* What is being asked
Repeat verbatim the stretch of material from the start through the line containing "don-sig-label-white-grape-marc-nav: ab [1244,772,1274,802]", with both ends included.

+---+

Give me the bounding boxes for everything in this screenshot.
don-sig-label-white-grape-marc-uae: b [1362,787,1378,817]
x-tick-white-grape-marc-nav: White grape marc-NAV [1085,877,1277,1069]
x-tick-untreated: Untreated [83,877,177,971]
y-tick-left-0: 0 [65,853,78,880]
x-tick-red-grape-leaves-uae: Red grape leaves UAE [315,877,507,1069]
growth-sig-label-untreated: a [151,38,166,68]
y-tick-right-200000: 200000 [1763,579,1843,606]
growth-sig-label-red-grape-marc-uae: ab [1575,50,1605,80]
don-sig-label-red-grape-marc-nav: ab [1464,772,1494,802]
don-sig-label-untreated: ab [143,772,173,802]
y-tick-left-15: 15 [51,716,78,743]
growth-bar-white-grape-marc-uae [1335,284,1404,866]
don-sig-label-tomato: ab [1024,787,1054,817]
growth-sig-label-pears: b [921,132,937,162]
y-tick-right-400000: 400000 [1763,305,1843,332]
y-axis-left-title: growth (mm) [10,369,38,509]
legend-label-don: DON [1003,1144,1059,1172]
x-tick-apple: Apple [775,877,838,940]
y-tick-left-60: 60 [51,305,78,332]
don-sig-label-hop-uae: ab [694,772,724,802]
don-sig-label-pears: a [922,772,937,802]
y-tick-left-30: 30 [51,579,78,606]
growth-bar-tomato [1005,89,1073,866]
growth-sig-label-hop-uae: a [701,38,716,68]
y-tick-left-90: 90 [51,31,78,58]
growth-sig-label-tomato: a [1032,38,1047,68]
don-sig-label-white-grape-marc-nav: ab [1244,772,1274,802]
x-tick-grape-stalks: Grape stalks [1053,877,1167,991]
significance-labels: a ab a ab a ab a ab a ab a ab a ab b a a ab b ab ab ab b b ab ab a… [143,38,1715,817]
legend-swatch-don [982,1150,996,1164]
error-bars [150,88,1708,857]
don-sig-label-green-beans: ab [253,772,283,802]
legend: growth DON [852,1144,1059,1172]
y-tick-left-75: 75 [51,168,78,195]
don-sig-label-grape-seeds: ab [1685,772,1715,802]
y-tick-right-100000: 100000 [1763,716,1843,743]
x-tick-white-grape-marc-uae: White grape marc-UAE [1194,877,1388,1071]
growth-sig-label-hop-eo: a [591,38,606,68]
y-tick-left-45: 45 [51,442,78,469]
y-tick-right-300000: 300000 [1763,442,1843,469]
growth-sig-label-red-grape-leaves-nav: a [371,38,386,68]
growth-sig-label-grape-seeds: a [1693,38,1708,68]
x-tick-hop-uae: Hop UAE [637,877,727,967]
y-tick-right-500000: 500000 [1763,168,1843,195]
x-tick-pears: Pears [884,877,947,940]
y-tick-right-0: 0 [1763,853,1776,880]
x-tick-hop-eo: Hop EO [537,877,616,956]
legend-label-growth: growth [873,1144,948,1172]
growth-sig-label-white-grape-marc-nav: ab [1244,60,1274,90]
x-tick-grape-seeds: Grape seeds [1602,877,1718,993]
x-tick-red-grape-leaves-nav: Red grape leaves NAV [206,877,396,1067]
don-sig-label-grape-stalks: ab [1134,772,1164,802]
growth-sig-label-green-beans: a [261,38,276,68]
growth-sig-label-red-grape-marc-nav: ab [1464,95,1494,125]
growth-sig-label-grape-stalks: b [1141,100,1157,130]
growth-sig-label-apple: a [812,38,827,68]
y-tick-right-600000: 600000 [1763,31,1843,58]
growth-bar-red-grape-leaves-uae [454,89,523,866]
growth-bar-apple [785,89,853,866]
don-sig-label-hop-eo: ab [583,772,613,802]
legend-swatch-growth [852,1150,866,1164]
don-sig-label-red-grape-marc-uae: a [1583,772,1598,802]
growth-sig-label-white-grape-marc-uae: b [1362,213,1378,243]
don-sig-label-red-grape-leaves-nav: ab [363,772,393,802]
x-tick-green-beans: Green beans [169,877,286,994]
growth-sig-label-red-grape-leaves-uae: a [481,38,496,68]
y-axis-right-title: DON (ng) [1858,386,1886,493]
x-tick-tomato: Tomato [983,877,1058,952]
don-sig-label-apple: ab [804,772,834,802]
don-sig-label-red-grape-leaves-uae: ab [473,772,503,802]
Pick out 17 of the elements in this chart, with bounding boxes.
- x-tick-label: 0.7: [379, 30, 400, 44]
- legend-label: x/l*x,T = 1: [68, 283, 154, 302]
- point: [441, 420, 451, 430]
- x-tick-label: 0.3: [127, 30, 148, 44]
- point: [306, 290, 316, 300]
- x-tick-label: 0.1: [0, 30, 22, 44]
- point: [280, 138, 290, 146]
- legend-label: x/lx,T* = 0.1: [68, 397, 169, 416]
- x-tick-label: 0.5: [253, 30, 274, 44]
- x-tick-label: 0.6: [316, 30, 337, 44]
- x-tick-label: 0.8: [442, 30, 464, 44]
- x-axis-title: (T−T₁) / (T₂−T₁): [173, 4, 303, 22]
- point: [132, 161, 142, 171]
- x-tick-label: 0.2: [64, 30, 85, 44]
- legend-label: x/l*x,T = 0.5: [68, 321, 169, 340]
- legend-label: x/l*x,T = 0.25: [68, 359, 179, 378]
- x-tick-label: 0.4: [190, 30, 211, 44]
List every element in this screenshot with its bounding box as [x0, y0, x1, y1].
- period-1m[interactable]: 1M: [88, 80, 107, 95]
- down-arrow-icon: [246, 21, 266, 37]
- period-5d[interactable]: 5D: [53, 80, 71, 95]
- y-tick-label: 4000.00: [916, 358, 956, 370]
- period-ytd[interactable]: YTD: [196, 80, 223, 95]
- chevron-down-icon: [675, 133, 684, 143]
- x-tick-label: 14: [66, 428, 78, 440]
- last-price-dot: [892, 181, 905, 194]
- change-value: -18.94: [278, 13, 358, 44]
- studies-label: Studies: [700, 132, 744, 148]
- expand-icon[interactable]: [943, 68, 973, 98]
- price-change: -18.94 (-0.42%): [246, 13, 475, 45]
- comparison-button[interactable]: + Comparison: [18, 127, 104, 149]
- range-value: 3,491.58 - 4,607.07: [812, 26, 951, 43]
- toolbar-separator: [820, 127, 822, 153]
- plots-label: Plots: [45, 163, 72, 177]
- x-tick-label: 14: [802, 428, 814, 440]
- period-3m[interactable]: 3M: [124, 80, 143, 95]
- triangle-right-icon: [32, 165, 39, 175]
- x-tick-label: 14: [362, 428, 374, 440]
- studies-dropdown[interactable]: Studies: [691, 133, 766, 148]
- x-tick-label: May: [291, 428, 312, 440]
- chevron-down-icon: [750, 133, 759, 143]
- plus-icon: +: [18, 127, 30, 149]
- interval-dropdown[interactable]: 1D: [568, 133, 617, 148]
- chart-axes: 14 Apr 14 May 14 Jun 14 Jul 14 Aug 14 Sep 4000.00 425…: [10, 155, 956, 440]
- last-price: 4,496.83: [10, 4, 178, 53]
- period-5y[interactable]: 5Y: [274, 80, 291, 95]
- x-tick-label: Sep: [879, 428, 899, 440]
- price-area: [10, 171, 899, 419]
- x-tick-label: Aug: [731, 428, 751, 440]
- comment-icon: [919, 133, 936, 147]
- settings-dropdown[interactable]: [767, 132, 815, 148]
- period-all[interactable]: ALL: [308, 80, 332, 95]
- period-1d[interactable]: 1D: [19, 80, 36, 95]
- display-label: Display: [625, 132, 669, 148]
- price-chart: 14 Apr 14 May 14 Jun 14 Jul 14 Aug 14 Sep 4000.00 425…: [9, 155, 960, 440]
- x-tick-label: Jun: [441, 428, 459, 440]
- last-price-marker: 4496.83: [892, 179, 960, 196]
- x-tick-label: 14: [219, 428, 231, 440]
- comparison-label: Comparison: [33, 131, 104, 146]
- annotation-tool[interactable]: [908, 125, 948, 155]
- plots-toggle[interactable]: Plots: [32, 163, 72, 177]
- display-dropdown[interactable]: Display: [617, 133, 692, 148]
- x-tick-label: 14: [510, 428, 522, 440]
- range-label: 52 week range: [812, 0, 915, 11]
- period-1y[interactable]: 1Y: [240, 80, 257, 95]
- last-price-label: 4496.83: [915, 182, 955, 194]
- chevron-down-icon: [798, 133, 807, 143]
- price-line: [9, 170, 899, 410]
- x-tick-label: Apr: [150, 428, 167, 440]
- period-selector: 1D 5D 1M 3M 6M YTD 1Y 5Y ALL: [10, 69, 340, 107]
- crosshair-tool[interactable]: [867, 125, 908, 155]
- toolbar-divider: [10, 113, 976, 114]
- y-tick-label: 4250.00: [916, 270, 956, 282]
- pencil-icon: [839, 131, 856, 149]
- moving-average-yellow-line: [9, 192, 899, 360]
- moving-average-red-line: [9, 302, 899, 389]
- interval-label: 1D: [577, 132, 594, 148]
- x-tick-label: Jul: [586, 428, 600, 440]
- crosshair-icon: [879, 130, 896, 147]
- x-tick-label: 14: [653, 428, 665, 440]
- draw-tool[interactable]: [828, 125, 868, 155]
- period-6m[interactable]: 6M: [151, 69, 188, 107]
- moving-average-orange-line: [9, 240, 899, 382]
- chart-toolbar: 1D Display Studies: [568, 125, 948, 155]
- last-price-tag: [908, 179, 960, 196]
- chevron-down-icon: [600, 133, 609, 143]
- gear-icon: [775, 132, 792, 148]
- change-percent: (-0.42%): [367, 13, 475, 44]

+---+

* Result of the exercise
Give me the bounding boxes for everything in this screenshot.
don-sig-label-white-grape-marc-uae: b [1362,787,1378,817]
x-tick-white-grape-marc-nav: White grape marc-NAV [1085,877,1277,1069]
x-tick-untreated: Untreated [83,877,177,971]
y-tick-left-0: 0 [65,853,78,880]
x-tick-red-grape-leaves-uae: Red grape leaves UAE [315,877,507,1069]
growth-sig-label-untreated: a [151,38,166,68]
y-tick-right-200000: 200000 [1763,579,1843,606]
growth-sig-label-red-grape-marc-uae: ab [1575,50,1605,80]
don-sig-label-red-grape-marc-nav: ab [1464,772,1494,802]
don-sig-label-untreated: ab [143,772,173,802]
y-tick-left-15: 15 [51,716,78,743]
growth-bar-white-grape-marc-uae [1335,284,1404,866]
don-sig-label-tomato: ab [1024,787,1054,817]
growth-sig-label-pears: b [921,132,937,162]
y-tick-right-400000: 400000 [1763,305,1843,332]
y-axis-left-title: growth (mm) [10,369,38,509]
legend-label-don: DON [1003,1144,1059,1172]
x-tick-apple: Apple [775,877,838,940]
y-tick-left-60: 60 [51,305,78,332]
don-sig-label-hop-uae: ab [694,772,724,802]
don-sig-label-pears: a [922,772,937,802]
y-tick-left-30: 30 [51,579,78,606]
growth-bar-tomato [1005,89,1073,866]
growth-sig-label-hop-uae: a [701,38,716,68]
y-tick-left-90: 90 [51,31,78,58]
growth-sig-label-tomato: a [1032,38,1047,68]
don-sig-label-white-grape-marc-nav: ab [1244,772,1274,802]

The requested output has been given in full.